(Data entries)
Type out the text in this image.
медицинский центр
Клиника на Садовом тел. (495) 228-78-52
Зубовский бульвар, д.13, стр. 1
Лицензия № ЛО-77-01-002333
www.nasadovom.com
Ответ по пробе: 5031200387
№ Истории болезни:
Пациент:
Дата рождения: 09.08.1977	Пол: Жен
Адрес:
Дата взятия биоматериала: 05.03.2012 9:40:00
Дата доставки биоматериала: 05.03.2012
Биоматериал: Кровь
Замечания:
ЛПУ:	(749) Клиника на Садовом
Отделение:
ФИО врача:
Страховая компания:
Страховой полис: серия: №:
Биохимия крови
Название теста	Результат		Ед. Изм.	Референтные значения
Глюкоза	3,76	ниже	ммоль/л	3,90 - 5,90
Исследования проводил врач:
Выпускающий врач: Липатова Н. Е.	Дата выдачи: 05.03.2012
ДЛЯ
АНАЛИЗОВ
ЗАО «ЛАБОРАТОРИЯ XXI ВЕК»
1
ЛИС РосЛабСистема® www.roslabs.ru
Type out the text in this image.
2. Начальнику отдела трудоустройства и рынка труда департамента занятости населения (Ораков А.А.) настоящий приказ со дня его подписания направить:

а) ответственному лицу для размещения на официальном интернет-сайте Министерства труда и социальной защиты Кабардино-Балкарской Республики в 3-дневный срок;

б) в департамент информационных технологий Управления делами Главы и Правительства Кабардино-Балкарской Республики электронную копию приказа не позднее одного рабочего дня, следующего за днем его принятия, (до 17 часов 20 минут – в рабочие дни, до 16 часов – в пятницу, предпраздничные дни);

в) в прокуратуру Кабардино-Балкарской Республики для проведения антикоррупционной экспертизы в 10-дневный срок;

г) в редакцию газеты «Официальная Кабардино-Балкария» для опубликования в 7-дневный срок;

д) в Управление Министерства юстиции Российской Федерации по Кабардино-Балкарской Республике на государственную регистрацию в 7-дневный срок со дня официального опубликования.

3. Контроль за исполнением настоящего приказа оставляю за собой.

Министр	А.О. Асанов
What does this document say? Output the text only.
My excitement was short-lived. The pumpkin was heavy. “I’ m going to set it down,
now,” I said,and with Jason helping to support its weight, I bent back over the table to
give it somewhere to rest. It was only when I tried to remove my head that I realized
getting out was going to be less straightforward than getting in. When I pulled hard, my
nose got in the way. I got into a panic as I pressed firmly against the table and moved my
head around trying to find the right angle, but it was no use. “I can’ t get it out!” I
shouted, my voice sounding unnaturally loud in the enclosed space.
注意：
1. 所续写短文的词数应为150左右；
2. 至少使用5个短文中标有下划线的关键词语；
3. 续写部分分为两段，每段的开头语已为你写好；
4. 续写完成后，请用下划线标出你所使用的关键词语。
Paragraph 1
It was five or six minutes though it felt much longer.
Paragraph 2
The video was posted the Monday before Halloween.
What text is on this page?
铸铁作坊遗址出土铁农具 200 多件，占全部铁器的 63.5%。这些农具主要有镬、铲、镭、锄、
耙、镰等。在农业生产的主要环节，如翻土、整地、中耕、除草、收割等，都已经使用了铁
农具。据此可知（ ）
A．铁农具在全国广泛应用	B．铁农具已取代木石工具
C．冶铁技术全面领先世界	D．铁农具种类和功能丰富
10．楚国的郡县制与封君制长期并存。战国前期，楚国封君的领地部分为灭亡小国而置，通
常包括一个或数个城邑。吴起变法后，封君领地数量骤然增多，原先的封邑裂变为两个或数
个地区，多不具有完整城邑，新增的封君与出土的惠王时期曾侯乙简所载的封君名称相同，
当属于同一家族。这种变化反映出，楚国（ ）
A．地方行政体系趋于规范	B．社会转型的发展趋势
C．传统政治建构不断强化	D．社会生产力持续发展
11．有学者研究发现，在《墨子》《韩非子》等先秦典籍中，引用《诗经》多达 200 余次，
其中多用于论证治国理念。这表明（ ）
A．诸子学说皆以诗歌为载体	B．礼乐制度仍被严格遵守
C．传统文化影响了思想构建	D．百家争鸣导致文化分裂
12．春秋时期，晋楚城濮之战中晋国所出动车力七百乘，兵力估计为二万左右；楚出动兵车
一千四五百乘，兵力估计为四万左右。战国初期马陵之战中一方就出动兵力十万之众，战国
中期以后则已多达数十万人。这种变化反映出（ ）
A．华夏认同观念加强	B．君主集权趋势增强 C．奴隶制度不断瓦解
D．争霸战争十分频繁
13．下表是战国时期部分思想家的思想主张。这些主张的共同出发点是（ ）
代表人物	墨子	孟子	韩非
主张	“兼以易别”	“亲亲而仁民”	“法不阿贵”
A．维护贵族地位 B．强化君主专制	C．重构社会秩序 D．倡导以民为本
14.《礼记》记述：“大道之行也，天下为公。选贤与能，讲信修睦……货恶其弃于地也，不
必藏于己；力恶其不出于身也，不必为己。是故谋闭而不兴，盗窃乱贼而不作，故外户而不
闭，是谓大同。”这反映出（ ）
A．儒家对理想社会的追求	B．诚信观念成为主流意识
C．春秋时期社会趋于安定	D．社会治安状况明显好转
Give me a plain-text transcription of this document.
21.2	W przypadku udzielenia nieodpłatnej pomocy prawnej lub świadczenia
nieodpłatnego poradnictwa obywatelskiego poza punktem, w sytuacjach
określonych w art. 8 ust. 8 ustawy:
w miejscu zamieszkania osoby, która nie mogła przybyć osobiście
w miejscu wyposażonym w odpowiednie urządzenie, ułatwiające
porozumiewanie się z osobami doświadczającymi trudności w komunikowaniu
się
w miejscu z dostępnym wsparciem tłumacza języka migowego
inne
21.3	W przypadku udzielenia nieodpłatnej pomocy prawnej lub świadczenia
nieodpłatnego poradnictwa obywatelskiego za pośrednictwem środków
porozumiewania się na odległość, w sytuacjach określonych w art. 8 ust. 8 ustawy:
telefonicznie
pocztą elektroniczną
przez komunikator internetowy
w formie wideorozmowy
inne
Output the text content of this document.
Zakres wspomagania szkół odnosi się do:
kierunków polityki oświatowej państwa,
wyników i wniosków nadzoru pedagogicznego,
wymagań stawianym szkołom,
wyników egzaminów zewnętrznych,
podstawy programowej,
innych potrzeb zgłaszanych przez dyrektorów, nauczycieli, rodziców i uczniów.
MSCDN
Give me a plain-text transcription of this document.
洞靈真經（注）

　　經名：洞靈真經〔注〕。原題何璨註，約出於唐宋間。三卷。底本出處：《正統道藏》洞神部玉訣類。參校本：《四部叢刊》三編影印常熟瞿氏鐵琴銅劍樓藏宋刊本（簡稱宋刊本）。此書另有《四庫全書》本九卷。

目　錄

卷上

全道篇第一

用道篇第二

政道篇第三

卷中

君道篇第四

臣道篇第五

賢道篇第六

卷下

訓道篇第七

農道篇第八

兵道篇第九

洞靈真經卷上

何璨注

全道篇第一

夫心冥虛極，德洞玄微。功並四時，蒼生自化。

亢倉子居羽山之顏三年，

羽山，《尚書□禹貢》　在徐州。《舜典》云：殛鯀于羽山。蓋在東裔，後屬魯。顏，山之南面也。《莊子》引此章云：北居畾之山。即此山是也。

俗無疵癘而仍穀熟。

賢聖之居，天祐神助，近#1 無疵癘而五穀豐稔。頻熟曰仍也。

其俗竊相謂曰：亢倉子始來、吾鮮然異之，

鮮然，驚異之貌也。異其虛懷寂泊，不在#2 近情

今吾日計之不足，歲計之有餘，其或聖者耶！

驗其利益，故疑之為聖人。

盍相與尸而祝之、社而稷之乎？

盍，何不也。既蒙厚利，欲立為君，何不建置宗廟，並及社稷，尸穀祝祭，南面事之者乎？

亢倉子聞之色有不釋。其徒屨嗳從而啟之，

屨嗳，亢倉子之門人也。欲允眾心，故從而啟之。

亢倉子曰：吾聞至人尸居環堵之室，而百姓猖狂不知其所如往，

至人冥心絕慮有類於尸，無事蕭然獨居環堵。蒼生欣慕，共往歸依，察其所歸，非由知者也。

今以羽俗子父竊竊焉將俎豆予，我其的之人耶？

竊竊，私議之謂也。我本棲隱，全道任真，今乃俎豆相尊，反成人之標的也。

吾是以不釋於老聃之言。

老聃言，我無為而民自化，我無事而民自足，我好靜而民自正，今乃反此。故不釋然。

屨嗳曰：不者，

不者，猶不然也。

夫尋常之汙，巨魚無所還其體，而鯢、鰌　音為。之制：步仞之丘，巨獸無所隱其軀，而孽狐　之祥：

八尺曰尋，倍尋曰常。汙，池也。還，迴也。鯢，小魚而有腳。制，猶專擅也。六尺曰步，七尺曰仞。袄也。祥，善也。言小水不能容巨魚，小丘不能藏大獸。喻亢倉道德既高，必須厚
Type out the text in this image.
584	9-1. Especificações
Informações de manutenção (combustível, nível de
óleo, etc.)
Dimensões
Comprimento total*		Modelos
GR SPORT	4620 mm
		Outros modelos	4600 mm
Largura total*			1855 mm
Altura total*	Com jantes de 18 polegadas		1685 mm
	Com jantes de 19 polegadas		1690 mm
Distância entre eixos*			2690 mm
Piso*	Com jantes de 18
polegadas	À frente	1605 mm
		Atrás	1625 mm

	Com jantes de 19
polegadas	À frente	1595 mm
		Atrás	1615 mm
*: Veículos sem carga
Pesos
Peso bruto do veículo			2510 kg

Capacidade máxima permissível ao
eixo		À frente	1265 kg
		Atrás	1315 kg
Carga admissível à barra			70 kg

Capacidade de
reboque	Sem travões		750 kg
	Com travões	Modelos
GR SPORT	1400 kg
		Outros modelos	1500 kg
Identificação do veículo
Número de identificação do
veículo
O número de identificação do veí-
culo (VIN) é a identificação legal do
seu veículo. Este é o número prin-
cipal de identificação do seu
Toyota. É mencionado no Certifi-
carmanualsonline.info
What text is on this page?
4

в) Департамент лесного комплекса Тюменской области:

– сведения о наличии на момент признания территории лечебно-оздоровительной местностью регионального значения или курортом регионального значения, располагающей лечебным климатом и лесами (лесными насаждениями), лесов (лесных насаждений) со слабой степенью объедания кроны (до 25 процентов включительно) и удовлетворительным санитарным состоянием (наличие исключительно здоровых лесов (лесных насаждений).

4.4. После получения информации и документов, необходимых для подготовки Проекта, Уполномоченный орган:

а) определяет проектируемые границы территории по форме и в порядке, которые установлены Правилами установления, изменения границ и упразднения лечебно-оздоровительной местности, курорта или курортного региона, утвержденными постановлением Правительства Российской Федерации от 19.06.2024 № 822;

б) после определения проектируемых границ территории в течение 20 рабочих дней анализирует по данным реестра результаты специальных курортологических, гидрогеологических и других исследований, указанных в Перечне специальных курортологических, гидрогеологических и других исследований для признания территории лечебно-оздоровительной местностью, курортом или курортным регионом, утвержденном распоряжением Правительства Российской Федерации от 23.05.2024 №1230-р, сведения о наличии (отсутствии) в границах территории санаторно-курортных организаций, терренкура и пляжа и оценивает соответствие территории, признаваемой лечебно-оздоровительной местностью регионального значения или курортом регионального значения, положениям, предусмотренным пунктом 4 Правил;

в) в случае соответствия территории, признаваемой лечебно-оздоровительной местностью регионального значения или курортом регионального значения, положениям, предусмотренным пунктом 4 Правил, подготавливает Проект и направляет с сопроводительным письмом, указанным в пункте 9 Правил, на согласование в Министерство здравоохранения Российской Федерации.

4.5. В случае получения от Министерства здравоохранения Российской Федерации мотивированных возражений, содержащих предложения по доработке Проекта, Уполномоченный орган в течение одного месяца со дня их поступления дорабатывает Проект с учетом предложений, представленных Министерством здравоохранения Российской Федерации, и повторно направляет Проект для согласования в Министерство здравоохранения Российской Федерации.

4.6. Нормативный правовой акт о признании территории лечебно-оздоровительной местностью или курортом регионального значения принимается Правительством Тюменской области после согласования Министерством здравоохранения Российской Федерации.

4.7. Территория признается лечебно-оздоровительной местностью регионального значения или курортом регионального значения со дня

**Directions**
Give only the number of lines above that hold the string "head".

**Task output**
2